Gather from the listing below each line that includes the word "Stocks", and copy it.

**The input:**
* START *
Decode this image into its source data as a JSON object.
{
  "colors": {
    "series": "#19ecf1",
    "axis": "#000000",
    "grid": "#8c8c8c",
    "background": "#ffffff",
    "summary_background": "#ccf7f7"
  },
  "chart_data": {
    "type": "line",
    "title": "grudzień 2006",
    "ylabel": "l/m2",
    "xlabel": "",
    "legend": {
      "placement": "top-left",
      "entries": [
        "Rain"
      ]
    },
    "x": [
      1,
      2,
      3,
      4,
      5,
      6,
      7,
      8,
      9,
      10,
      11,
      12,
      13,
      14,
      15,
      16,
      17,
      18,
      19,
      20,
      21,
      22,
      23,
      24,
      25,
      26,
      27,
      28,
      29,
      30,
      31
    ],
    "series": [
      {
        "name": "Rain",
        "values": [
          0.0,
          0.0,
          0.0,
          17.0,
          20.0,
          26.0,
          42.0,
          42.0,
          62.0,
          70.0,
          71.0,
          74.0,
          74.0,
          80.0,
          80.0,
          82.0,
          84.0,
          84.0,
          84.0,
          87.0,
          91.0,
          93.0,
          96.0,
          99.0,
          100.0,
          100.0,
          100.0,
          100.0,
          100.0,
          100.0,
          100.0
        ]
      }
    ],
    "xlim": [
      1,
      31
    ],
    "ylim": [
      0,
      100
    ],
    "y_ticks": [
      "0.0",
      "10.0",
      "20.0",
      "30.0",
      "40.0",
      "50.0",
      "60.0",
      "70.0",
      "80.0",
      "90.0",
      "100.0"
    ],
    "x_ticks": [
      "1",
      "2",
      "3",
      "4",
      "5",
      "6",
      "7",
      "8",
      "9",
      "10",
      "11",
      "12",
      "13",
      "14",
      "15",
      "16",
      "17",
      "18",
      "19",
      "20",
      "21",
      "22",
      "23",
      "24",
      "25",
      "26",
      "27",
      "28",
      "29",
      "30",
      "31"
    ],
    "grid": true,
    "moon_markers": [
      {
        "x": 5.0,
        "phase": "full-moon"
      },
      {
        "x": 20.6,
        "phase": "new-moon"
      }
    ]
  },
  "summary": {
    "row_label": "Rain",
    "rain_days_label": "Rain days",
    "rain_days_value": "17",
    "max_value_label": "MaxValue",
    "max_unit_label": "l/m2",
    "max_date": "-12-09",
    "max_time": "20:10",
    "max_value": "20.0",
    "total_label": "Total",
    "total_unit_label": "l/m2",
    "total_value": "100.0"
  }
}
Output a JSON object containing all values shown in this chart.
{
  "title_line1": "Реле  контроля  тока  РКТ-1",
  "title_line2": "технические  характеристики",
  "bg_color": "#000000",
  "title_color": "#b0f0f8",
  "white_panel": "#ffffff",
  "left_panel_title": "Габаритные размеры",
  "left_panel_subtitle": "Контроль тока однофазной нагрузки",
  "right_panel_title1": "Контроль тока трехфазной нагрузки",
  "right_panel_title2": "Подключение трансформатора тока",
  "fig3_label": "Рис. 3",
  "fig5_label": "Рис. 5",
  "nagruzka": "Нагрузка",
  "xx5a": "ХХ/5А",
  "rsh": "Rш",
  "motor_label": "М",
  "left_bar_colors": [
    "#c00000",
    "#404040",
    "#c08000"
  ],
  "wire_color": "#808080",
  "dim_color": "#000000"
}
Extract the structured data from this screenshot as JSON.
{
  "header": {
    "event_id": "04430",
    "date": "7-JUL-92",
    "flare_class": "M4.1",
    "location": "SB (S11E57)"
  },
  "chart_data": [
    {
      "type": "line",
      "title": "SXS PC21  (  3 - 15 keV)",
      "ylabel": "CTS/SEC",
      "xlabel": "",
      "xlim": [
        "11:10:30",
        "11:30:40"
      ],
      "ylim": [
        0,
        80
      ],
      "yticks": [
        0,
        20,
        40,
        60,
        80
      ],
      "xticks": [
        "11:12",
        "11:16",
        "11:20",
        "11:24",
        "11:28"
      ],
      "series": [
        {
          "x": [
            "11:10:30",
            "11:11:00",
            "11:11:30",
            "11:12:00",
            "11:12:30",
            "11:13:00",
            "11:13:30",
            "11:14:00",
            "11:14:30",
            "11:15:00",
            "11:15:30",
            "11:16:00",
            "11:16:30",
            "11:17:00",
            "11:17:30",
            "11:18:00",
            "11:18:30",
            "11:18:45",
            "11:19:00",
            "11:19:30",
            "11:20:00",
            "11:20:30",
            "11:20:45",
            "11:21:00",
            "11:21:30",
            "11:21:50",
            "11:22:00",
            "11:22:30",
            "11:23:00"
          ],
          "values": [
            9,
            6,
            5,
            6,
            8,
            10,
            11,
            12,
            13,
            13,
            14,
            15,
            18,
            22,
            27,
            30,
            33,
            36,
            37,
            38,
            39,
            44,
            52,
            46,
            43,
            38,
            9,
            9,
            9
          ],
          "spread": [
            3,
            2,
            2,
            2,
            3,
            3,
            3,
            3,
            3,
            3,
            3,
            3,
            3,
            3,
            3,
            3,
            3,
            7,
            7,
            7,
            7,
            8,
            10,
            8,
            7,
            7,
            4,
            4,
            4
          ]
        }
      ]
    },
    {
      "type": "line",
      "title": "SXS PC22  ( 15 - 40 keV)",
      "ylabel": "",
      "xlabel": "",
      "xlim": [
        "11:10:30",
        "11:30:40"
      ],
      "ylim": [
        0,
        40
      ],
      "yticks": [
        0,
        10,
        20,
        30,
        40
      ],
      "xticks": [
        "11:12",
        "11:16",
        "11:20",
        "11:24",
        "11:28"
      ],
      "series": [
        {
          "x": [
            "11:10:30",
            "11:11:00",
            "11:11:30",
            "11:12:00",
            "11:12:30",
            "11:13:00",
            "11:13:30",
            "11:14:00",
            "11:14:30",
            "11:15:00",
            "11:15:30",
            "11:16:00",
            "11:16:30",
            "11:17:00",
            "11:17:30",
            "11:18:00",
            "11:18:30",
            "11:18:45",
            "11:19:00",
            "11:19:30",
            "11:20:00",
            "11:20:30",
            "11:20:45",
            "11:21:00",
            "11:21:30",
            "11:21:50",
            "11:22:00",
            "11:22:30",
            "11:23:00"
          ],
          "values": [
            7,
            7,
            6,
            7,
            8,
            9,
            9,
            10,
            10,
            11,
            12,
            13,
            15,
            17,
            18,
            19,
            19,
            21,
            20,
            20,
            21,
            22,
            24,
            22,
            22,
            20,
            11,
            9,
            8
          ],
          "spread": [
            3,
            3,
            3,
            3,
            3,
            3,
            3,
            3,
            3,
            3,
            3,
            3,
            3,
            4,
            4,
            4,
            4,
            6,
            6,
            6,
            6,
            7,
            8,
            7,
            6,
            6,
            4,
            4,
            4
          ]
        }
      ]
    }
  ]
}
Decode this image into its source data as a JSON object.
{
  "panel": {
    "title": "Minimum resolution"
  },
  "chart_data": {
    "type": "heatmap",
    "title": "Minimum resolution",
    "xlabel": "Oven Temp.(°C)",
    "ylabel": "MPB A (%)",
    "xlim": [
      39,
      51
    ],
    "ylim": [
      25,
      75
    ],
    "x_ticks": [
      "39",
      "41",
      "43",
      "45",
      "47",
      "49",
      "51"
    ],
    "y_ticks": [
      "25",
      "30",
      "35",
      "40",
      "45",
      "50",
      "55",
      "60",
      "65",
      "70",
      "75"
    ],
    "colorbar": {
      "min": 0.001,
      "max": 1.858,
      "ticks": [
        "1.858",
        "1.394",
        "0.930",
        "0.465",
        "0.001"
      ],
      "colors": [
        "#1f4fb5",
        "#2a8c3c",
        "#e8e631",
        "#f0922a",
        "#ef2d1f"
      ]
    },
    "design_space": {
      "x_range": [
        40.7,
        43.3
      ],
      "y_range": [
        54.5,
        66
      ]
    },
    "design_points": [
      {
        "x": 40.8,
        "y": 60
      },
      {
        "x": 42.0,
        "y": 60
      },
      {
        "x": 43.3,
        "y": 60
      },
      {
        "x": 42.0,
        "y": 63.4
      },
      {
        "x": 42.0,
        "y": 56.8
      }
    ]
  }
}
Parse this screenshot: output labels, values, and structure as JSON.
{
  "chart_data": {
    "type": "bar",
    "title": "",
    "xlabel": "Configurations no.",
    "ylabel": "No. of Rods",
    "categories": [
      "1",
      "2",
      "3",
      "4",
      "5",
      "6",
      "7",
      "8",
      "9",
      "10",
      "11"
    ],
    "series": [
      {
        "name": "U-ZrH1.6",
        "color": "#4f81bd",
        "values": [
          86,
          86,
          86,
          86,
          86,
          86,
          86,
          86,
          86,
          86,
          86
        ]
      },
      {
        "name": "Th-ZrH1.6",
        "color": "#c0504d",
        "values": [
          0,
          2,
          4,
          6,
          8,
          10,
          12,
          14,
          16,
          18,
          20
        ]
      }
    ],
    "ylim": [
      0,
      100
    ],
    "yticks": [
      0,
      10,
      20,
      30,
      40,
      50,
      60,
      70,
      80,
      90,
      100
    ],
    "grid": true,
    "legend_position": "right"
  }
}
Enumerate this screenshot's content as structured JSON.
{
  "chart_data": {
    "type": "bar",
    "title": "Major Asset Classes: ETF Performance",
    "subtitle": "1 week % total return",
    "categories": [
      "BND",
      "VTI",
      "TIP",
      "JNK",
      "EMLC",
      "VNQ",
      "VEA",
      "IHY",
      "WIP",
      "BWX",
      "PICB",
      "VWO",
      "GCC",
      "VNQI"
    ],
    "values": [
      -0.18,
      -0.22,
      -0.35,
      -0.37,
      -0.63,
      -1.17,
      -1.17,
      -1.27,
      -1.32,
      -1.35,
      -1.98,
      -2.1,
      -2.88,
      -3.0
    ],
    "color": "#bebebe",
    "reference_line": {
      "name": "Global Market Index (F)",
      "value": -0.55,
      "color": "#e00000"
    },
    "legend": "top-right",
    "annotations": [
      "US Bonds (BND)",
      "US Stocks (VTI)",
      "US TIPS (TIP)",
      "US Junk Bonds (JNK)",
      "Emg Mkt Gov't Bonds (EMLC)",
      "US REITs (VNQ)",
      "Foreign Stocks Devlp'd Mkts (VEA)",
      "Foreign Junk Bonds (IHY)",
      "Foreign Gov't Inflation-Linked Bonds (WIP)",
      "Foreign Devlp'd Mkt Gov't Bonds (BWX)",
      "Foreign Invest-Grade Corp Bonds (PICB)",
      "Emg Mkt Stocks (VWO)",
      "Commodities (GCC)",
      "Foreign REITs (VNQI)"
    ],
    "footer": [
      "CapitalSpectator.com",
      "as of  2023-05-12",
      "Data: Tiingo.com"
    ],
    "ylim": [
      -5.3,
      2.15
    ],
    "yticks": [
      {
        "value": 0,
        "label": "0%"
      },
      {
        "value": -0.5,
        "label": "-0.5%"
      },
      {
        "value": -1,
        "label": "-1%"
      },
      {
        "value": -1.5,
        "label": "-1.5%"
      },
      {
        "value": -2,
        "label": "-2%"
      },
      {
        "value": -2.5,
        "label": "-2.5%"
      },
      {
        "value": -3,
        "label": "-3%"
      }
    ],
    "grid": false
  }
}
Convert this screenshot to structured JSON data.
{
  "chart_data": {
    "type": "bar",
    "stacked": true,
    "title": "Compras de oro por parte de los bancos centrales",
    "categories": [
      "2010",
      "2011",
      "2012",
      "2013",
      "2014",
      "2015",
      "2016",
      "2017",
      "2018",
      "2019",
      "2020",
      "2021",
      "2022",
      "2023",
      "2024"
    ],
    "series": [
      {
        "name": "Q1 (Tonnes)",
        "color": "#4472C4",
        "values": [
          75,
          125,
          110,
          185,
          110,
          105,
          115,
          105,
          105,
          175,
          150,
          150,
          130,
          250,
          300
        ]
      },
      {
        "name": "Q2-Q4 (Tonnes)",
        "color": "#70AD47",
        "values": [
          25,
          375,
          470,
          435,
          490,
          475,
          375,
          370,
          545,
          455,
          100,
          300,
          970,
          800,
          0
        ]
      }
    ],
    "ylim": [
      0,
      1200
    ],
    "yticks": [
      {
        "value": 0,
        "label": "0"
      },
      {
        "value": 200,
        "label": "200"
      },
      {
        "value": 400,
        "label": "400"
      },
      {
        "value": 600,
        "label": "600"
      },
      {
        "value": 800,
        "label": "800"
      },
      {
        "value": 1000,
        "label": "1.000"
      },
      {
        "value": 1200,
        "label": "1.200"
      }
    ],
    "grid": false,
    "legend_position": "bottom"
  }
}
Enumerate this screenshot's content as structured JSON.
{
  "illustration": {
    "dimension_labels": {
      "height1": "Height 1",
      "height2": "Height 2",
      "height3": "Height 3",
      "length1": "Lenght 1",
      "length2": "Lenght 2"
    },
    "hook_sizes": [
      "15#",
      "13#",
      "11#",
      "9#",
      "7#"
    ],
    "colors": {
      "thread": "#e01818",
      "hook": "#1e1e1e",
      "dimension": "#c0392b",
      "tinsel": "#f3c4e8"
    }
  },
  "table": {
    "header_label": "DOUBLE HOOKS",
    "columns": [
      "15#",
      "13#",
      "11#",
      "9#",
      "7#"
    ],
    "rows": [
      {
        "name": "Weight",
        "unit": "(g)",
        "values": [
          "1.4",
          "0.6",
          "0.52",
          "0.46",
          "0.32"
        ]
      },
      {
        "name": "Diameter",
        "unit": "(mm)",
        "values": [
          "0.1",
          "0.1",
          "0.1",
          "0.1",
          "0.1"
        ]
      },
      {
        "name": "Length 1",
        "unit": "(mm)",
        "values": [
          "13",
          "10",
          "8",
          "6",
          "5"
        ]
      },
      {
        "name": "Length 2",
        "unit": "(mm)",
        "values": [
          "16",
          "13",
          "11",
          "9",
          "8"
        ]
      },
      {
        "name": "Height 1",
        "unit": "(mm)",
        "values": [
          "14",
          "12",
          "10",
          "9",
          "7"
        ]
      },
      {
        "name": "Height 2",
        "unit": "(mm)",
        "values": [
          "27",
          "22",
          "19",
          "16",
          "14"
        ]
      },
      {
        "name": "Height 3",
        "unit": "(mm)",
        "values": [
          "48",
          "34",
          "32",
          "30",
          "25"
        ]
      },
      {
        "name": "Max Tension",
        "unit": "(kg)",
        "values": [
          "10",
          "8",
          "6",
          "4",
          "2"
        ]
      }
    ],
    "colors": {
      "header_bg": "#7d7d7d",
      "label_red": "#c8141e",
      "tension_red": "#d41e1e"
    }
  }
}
* END *
**Task solution:**
      "US Stocks (VTI)",
      "Foreign Stocks Devlp'd Mkts (VEA)",
      "Emg Mkt Stocks (VWO)",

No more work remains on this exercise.